[Data excerpts]
— START —

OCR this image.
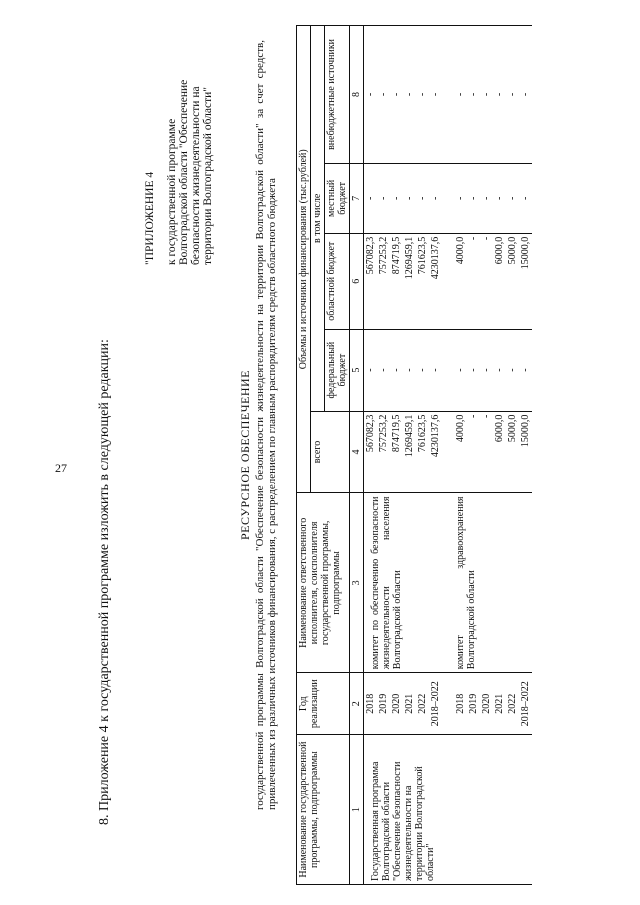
27 8. Приложение 4 к государственной программе изложить в следующей редакции:
"ПРИЛОЖЕНИЕ 4 к государственной программе Волгоградской области "Обеспечение безопасности жизнедеятельности на территории Волгоградской области"
РЕСУРСНОЕ ОБЕСПЕЧЕНИЕ государственной программы Волгоградской области "Обеспечение безопасности жизнедеятельности на территории Волгоградской области" за счет средств, привлеченных из различных источников финансирования, с распределением по главным распорядителям средств областного бюджета Наименование государственной программы, подпрограммы	Год реализации	Наименование ответственного исполнителя, соисполнителя государственной программы, подпрограммы	Объемы и источники финансирования (тыс.рублей)				
			всего	в том числе			
				федеральный бюджет	областной бюджет	местный бюджет	внебюджетные источники
1	2	3	4	5	6	7	8
Государственная программа Волгоградской области "Обеспечение безопасности жизнедеятельности на территории Волгоградской области"	2018	комитет по обеспечению безопасности жизнедеятельности населения Волгоградской области	567082,3	-	567082,3	-	-
	2019		757253,2	-	757253,2	-	-
	2020		874719,5	-	874719,5	-	-
	2021		1269459,1	-	1269459,1	-	-
	2022		761623,5	-	761623,5	-	-
	2018–2022		4230137,6	-	4230137,6	-	-

	2018	комитет здравоохранения Волгоградской области	4000,0	-	4000,0	-	-
	2019		-	-	-	-	-
	2020		-	-	-	-	-
	2021		6000,0	-	6000,0	-	-
	2022		5000,0	-	5000,0	-	-
	2018–2022		15000,0	-	15000,0	-	-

— END —

[Job]
Copy out every line with the word "жизнедеятельности".

[Task result]
"ПРИЛОЖЕНИЕ 4 к государственной программе Волгоградской области "Обеспечение безопасности жизнедеятельности на территории Волгоградской области"
РЕСУРСНОЕ ОБЕСПЕЧЕНИЕ государственной программы Волгоградской области "Обеспечение безопасности жизнедеятельности на территории Волгоградской области" за счет средств, привлеченных из различных источников финансирования, с распределением по главным распорядителям средств областного бюджета Наименование государственной программы, подпрограммы	Год реализации	Наименование ответственного исполнителя, соисполнителя государственной программы, подпрограммы	Объемы и источники финансирования (тыс.рублей)				
Государственная программа Волгоградской области "Обеспечение безопасности жизнедеятельности на территории Волгоградской области"	2018	комитет по обеспечению безопасности жизнедеятельности населения Волгоградской области	567082,3	-	567082,3	-	-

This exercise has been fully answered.